▶ _TAREFAS_
• A. Segundo o texto sobre a CTNBio, quantos integrantes da comissão são favoráveis a uma cautela maior na liberação de OGMs?
• B. Atualize o trecho do texto sobre a CTNBio que vai de "Entre os pontos" até "sob pressão, recuou.", inclusive, trocando "recuou" por "voltou atrás".
• C. Resuma o texto sobre a CTNBio em duas frases.

Entre os pontos que “maculam” a gestão de Colli estão as tentativas de alterar as resoluções que estabelecem regras para aprovações de transgênicos e as condições de monitoramento impostas na pós-liberação. Colli colocou na pauta da reunião anterior da CTNBio a tentativa de dar fim ao monitoramento, mas, sob pressão, recuou.

Agora, no entanto, Melgarejo aponta que a medida pode tornar-se obsoleta por uma outra decisão. “Hoje (quarta), apresentaram na reunião setorial uma variedade de soja que não cumpre dois dos estudos que a Resolução Nº 5 exige, o que significa que há uma exigência que pode ser descumprida. Na prática, equivale a mudar a resolução. Vejamos como o novo presidente vai se comportar diante disso”, desafia.

Paiva

Sobre essa questão, o Ministério Público Federal emitiu na última semana um pedido para que a CTNBio não promova qualquer mudança. A subprocuradora-geral da República, Sandra Cureau, aponta em sua recomendação que “é inconstitucional e ilegal a proposta de alteração que diz respeito à análise de risco à saúde humana e animal, pois constitui uma verdadeira flexibilização dos critérios anteriormente estabelecidos, fragilizando a proteção desses bens jurídicos”.

Gestão de continuidade

Caso a escolha do novo presidente seja publicada no Diário Oficial desta quinta (11), Paiva já comandará a reunião da CTNBio agendada para a data. Na pauta está a liberação comercial da primeira variedade de arroz transgênico inserida no Brasil. Ocorrendo isso, será o 19º organismo geneticamente modificado a receber sinal verde desde a fundação da comissão, em 2005 – são duas variedades de soja, dez de milho e seis de algodão.

Paulo Yoshio Kageyama lamenta que a nova gestão comece sob o signo da continuidade. O professor da Escola Superior de Agricultura Luiz de Queiroz da Universidade de São Paulo (Esalq-USP) lembra que os favoráveis a uma cautela maior na liberação de OGMs são hoje minoria na CTNBio – reúnem apenas oito de um total de 27 integrantes –, e acabam injustamente tachados de radicais. “Como o interesse é muito comercial, essa questão da biossegurança fica prejudicada pela afoiteza das indústrias. A gente gostaria que os membros da CTNBio no geral fossem mais cautelosos”, pondera.

▶ _Registros armazenados_
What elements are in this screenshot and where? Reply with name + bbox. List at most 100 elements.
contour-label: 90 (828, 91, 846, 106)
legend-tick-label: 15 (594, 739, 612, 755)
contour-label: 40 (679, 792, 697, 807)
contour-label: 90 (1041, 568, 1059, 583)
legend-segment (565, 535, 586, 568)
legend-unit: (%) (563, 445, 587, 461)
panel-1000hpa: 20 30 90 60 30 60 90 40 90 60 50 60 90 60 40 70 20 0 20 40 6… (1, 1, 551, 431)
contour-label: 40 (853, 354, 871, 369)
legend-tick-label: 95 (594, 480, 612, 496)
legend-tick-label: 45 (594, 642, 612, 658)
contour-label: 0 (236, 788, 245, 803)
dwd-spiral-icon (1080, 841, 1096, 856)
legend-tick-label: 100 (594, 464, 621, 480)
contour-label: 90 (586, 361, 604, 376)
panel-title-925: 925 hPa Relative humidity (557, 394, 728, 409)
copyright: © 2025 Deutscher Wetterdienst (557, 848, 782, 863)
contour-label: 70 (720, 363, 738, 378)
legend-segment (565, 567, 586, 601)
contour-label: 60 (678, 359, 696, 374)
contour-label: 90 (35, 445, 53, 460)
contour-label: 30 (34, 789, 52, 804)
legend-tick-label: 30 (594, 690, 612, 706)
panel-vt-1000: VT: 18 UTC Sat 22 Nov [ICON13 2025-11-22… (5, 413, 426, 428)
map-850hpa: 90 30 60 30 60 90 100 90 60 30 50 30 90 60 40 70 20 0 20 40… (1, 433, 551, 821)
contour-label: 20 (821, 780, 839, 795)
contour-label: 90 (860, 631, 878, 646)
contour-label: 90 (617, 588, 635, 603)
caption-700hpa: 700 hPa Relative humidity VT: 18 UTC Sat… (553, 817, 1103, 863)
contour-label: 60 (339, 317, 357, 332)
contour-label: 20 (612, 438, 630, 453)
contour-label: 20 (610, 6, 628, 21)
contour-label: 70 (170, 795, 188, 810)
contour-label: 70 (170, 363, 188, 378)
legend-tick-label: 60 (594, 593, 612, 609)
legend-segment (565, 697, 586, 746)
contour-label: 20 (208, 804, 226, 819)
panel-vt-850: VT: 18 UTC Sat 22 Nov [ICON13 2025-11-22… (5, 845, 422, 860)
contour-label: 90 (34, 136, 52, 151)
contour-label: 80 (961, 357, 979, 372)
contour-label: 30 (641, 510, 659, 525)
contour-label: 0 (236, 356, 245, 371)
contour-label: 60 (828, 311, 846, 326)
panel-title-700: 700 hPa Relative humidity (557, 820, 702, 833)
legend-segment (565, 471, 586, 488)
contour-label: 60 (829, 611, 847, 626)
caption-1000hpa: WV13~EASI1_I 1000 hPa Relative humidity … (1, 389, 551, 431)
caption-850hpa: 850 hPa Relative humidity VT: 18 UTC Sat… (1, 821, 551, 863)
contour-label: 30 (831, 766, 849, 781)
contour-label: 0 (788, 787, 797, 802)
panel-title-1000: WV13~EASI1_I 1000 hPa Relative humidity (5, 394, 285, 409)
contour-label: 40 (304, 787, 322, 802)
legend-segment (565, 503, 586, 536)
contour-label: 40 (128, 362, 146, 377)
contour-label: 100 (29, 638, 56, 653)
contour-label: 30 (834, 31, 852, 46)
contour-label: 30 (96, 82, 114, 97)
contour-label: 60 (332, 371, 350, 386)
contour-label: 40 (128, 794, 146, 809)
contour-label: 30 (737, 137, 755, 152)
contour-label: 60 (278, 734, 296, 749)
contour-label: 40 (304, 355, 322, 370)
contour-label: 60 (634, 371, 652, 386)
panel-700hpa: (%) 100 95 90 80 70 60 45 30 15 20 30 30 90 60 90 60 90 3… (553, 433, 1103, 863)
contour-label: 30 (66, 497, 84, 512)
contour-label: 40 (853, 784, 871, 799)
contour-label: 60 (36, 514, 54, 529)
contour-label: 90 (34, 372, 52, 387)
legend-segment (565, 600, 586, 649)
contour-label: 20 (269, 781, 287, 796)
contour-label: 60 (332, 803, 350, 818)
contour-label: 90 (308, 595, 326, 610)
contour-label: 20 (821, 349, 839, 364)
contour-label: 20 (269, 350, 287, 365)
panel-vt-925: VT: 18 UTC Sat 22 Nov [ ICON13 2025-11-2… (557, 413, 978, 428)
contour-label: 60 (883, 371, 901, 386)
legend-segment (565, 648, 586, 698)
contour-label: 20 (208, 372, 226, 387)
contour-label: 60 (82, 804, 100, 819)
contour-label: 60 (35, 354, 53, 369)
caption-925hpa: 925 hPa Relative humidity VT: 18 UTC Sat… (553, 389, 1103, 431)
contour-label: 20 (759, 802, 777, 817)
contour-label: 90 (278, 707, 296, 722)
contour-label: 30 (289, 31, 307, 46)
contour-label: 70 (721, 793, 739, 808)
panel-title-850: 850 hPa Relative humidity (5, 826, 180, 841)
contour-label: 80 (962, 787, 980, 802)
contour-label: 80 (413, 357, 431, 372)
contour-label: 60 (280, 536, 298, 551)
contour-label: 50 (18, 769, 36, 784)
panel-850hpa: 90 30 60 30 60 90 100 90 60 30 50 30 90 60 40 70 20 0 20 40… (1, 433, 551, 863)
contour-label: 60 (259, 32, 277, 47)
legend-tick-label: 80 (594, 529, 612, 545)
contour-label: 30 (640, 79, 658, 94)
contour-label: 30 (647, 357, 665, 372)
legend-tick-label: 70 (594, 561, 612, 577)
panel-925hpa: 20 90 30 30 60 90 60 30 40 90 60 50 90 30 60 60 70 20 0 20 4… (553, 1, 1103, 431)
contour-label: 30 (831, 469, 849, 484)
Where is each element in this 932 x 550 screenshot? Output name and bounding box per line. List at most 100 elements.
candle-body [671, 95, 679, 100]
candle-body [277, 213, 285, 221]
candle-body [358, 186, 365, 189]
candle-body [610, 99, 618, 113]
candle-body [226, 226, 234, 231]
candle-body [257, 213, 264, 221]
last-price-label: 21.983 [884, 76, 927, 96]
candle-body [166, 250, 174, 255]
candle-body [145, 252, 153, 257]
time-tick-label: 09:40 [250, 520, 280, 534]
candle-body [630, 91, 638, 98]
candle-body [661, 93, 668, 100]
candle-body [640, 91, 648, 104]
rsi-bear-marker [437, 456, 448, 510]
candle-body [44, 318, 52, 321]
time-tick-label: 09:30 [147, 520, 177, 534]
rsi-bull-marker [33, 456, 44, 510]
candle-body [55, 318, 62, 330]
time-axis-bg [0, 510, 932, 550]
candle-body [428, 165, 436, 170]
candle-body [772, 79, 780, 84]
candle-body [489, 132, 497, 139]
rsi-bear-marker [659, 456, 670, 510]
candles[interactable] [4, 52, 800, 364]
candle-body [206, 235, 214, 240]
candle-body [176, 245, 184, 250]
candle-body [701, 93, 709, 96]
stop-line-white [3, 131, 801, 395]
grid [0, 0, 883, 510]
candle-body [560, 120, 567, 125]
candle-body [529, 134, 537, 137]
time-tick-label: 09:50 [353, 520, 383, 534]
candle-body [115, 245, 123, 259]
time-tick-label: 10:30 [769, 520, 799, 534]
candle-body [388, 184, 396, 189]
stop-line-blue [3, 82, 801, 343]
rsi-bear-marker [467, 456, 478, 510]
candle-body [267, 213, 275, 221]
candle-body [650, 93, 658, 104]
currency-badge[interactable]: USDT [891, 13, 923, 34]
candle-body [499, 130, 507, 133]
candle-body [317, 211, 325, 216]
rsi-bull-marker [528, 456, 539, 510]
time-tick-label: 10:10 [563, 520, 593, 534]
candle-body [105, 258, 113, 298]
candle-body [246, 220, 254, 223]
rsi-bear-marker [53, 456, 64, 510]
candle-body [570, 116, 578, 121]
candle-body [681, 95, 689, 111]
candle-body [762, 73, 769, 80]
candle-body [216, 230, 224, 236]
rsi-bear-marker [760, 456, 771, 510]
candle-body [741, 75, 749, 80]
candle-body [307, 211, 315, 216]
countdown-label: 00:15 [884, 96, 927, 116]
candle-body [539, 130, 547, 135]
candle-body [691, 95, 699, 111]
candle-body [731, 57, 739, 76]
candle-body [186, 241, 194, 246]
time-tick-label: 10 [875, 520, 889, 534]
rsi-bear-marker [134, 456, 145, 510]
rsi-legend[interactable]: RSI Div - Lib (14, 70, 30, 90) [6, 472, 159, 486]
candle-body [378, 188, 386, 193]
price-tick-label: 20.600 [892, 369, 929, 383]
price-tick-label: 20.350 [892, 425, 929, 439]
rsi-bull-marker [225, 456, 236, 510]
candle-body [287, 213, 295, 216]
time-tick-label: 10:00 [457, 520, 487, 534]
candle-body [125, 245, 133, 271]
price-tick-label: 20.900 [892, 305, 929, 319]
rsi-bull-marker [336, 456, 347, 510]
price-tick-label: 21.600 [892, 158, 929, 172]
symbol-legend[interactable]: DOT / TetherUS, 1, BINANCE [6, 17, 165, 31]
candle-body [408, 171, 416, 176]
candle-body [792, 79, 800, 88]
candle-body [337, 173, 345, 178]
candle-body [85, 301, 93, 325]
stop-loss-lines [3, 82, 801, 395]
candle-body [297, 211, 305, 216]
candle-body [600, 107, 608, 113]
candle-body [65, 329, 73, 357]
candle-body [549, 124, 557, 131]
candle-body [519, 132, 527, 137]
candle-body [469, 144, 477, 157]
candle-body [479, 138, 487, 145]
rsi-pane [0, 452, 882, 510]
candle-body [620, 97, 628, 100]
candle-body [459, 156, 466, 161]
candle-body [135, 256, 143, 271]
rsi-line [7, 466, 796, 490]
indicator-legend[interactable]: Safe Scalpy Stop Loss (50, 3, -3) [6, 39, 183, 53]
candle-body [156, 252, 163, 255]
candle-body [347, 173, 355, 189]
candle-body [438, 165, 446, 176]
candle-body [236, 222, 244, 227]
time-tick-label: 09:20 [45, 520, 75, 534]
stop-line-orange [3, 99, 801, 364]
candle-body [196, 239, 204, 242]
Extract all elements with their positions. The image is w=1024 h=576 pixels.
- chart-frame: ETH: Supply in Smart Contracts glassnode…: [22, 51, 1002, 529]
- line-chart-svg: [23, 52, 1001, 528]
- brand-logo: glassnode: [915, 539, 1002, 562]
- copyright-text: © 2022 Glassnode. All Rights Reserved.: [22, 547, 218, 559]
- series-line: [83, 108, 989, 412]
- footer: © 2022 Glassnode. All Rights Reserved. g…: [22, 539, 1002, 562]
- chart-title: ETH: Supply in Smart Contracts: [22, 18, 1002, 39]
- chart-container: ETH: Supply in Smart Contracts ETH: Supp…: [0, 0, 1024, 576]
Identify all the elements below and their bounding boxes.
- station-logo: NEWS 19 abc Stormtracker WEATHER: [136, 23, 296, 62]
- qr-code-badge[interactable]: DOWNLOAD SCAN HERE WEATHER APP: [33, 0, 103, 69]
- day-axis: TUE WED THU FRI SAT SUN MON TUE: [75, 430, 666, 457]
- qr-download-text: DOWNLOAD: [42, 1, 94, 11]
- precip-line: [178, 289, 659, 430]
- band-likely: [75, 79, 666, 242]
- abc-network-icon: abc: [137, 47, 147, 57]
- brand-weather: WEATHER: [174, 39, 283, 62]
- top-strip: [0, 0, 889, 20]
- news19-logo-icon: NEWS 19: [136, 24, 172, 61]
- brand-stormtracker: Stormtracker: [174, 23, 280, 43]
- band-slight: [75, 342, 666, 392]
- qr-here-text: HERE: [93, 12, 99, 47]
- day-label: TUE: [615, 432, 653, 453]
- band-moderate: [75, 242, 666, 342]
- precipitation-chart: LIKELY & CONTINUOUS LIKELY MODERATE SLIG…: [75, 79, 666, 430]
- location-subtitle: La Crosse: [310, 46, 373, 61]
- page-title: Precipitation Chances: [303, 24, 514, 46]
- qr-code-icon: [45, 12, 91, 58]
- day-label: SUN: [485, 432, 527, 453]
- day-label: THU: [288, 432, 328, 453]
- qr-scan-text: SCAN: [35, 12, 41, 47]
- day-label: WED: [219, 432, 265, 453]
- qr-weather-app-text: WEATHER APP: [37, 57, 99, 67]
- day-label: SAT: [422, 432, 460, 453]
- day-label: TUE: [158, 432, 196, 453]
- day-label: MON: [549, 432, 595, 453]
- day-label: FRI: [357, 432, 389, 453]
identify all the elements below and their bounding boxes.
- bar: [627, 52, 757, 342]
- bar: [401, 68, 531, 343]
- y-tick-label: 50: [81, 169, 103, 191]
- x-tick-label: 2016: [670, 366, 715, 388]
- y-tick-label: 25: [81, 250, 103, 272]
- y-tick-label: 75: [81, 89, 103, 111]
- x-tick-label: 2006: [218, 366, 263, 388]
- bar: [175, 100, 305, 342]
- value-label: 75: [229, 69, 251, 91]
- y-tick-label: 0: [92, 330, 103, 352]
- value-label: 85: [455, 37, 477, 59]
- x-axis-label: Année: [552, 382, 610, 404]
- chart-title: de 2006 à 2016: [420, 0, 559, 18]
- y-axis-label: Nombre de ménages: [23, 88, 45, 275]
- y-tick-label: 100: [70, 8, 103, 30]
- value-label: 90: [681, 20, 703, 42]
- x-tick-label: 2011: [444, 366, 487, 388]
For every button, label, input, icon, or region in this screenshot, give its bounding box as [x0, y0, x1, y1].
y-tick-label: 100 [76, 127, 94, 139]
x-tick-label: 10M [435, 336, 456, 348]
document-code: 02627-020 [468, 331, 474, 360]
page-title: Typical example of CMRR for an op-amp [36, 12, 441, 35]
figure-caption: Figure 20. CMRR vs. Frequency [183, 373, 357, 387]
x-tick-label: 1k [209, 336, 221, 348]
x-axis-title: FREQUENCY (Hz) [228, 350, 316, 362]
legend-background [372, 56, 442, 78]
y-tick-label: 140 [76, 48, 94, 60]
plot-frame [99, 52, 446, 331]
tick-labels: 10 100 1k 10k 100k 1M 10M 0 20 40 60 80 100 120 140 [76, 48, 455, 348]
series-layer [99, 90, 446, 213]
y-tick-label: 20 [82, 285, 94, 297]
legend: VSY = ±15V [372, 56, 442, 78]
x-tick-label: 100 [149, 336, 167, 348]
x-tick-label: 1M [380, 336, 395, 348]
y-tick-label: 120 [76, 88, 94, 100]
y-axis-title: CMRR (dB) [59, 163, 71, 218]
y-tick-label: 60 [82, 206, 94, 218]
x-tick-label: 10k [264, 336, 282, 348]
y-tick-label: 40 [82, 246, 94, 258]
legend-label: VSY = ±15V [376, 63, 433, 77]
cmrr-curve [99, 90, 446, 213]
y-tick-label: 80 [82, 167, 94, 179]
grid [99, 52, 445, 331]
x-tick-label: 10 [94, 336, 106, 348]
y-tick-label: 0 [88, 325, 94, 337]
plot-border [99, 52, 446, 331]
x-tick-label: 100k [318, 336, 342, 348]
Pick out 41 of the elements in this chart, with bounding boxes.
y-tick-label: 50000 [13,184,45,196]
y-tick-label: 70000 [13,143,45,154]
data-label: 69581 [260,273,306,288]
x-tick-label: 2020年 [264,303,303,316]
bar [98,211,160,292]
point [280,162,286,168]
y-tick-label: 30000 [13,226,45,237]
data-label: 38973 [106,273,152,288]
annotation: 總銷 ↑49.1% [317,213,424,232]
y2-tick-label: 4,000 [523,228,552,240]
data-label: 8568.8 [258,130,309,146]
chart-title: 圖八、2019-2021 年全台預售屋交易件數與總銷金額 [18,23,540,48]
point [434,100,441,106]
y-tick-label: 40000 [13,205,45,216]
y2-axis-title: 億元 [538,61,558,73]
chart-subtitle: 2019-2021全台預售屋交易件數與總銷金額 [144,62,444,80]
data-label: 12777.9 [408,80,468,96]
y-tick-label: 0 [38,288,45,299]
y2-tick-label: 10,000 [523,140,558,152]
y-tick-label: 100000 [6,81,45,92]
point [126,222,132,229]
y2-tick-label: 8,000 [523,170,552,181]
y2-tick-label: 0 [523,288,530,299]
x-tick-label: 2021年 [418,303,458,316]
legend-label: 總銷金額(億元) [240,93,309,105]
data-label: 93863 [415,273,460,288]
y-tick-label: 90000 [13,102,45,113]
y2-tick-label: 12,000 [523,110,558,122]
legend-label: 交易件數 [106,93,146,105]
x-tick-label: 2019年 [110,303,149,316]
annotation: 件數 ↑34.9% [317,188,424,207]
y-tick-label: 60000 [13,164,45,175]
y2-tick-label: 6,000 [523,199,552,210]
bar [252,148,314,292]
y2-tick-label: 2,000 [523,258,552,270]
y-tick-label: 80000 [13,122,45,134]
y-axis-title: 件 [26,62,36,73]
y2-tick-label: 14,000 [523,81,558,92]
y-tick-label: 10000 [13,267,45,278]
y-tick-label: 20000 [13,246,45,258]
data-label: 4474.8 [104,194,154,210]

▶ _RESPOSTAS_
• A. Apenas oito de um total de 27 integrantes.

• B.
Entre os pontos que “maculam” a gestão de Colli estão as tentativas de alterar as resoluções que estabelecem regras para aprovações de transgênicos e as condições de monitoramento impostas na pós-liberação. Colli colocou na pauta da reunião anterior da CTNBio a tentativa de dar fim ao monitoramento, mas, sob pressão, voltou atrás.

• C. A gestão de Colli na CTNBio ficou marcada por tentativas de alterar as resoluções sobre aprovação e monitoramento de transgênicos, e o Ministério Público Federal pediu que a comissão não promova qualquer mudança. Se a escolha do novo presidente for publicada, Paiva já comandará a reunião que tem na pauta a liberação comercial da primeira variedade de arroz transgênico, e Paulo Yoshio Kageyama lamenta que a nova gestão comece sob o signo da continuidade.